### Data supplied

<<<<

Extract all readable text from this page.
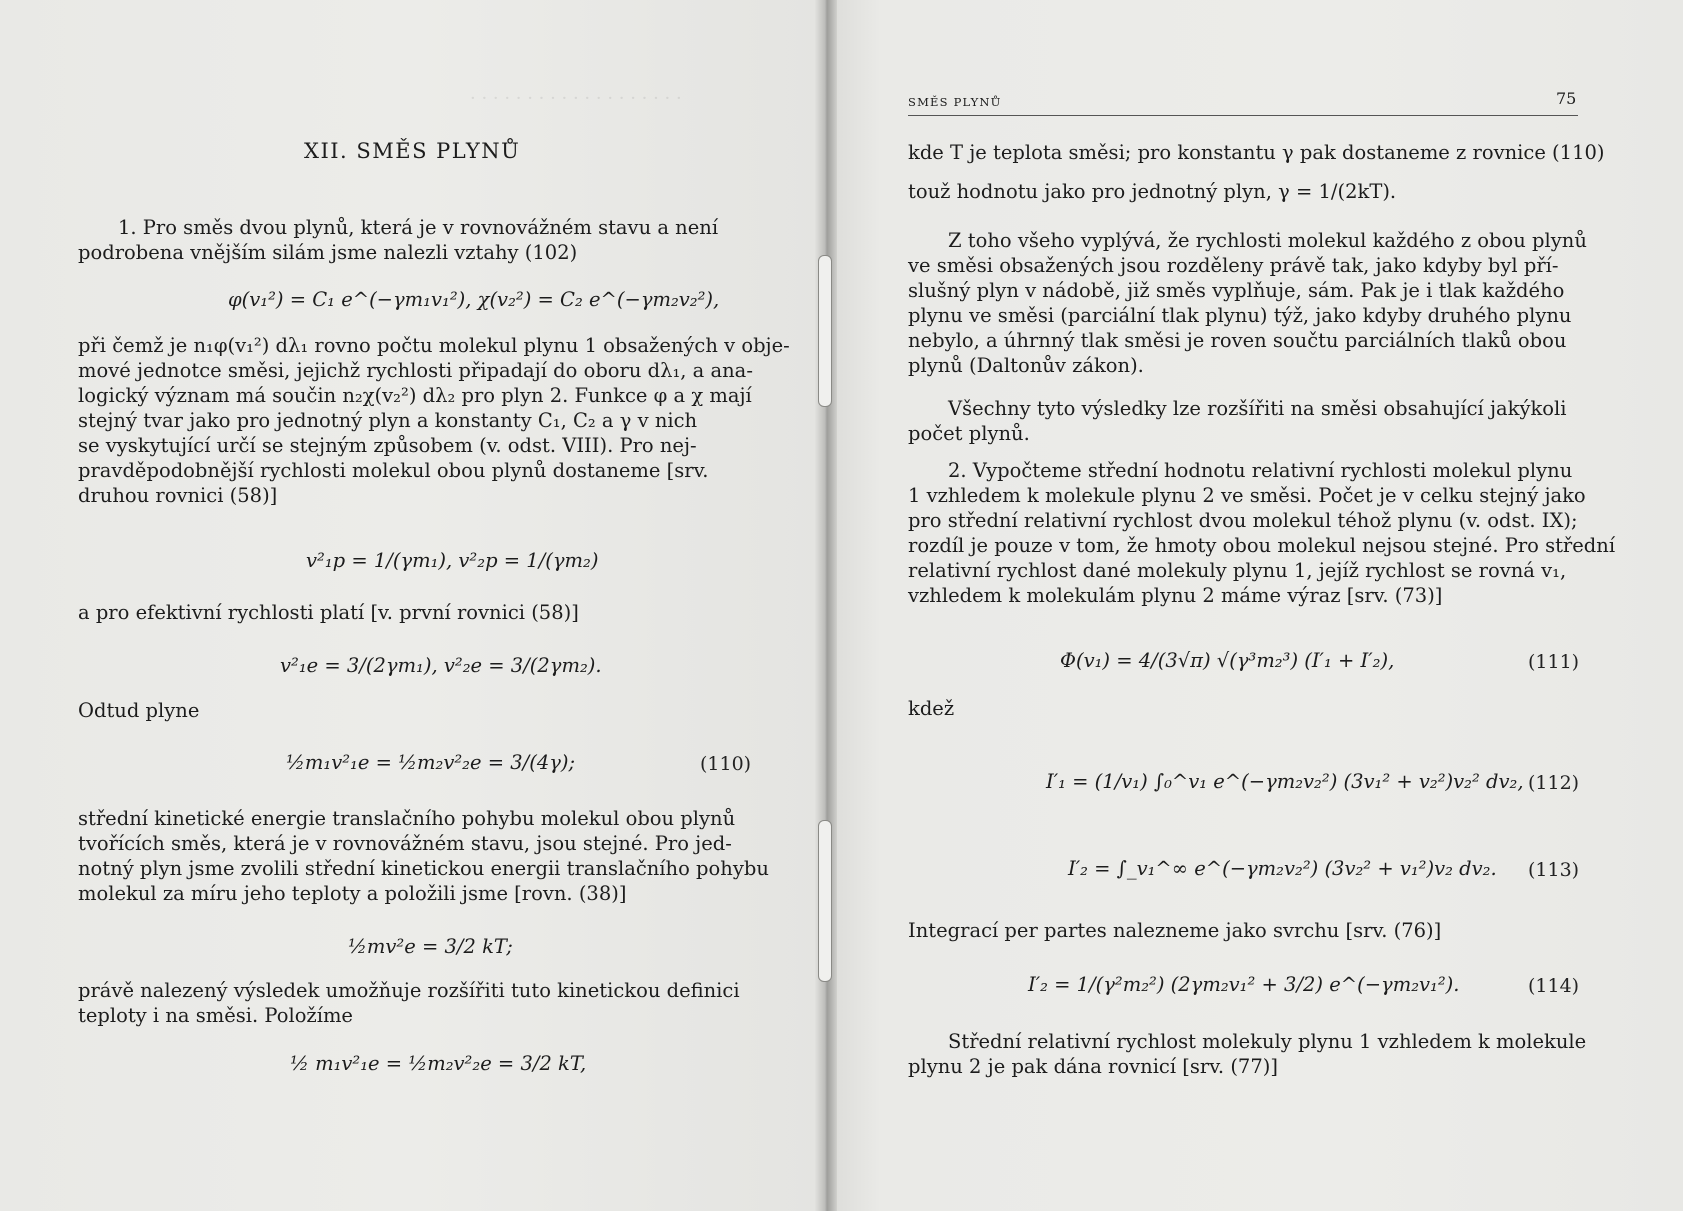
· · · · · · · · · · · · · · · · · · ·
XII. SMĚS PLYNŮ
1. Pro směs dvou plynů, která je v rovnovážném stavu a není
podrobena vnějším silám jsme nalezli vztahy (102)
φ(v₁²) = C₁ e^(−γm₁v₁²), χ(v₂²) = C₂ e^(−γm₂v₂²),
při čemž je n₁φ(v₁²) dλ₁ rovno počtu molekul plynu 1 obsažených v obje-
mové jednotce směsi, jejichž rychlosti připadají do oboru dλ₁, a ana-
logický význam má součin n₂χ(v₂²) dλ₂ pro plyn 2. Funkce φ a χ mají
stejný tvar jako pro jednotný plyn a konstanty C₁, C₂ a γ v nich
se vyskytující určí se stejným způsobem (v. odst. VIII). Pro nej-
pravděpodobnější rychlosti molekul obou plynů dostaneme [srv.
druhou rovnici (58)]
v²₁p = 1/(γm₁), v²₂p = 1/(γm₂)
a pro efektivní rychlosti platí [v. první rovnici (58)]
v²₁e = 3/(2γm₁), v²₂e = 3/(2γm₂).
Odtud plyne
½m₁v²₁e = ½m₂v²₂e = 3/(4γ);	(110)
střední kinetické energie translačního pohybu molekul obou plynů
tvořících směs, která je v rovnovážném stavu, jsou stejné. Pro jed-
notný plyn jsme zvolili střední kinetickou energii translačního pohybu
molekul za míru jeho teploty a položili jsme [rovn. (38)]
½mv²e = 3/2 kT;
právě nalezený výsledek umožňuje rozšířiti tuto kinetickou definici
teploty i na směsi. Položíme
½ m₁v²₁e = ½m₂v²₂e = 3/2 kT,
SMĚS PLYNŮ	75
kde T je teplota směsi; pro konstantu γ pak dostaneme z rovnice (110)
touž hodnotu jako pro jednotný plyn, γ = 1/(2kT).
Z toho všeho vyplývá, že rychlosti molekul každého z obou plynů
ve směsi obsažených jsou rozděleny právě tak, jako kdyby byl pří-
slušný plyn v nádobě, již směs vyplňuje, sám. Pak je i tlak každého
plynu ve směsi (parciální tlak plynu) týž, jako kdyby druhého plynu
nebylo, a úhrnný tlak směsi je roven součtu parciálních tlaků obou
plynů (Daltonův zákon).
Všechny tyto výsledky lze rozšířiti na směsi obsahující jakýkoli
počet plynů.
2. Vypočteme střední hodnotu relativní rychlosti molekul plynu
1 vzhledem k molekule plynu 2 ve směsi. Počet je v celku stejný jako
pro střední relativní rychlost dvou molekul téhož plynu (v. odst. IX);
rozdíl je pouze v tom, že hmoty obou molekul nejsou stejné. Pro střední
relativní rychlost dané molekuly plynu 1, jejíž rychlost se rovná v₁,
vzhledem k molekulám plynu 2 máme výraz [srv. (73)]
Φ(v₁) = 4/(3√π) √(γ³m₂³) (I′₁ + I′₂),	(111)
kdež
I′₁ = (1/v₁) ∫₀^v₁ e^(−γm₂v₂²) (3v₁² + v₂²)v₂² dv₂, (112)
I′₂ = ∫_v₁^∞ e^(−γm₂v₂²) (3v₂² + v₁²)v₂ dv₂. (113)
Integrací per partes nalezneme jako svrchu [srv. (76)]
I′₂ = 1/(γ²m₂²) (2γm₂v₁² + 3/2) e^(−γm₂v₁²).	(114)
Střední relativní rychlost molekuly plynu 1 vzhledem k molekule
plynu 2 je pak dána rovnicí [srv. (77)]
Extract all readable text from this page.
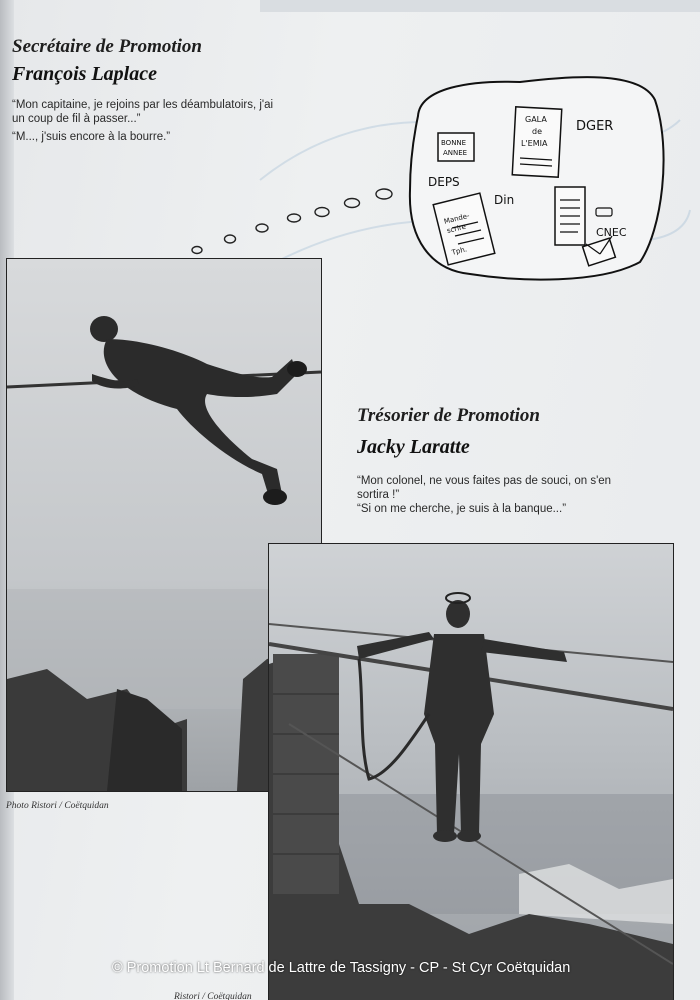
Secrétaire de Promotion
François Laplace

“Mon capitaine, je rejoins par les déambulatoirs, j'ai

un coup de fil à passer...”

“M..., j'suis encore à la bourre.”	BONNE
ANNEE
GALA
de
L'EMIA
DGER
DEPS
Din
CNEC
Mande-
scrire
Tph.
Photo Ristori / Coëtquidan
Trésorier de Promotion
Jacky Laratte

“Mon colonel, ne vous faites pas de souci, on s'en

sortira !”

“Si on me cherche, je suis à la banque...”

Ristori / Coëtquidan
© Promotion Lt Bernard de Lattre de Tassigny - CP - St Cyr Coëtquidan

>>>>

### Written task
Pull every line containing the word "vzhledem" out of the material and copy it.

### Answer
1 vzhledem k molekule plynu 2 ve směsi. Počet je v celku stejný jako
vzhledem k molekulám plynu 2 máme výraz [srv. (73)]
Střední relativní rychlost molekuly plynu 1 vzhledem k molekule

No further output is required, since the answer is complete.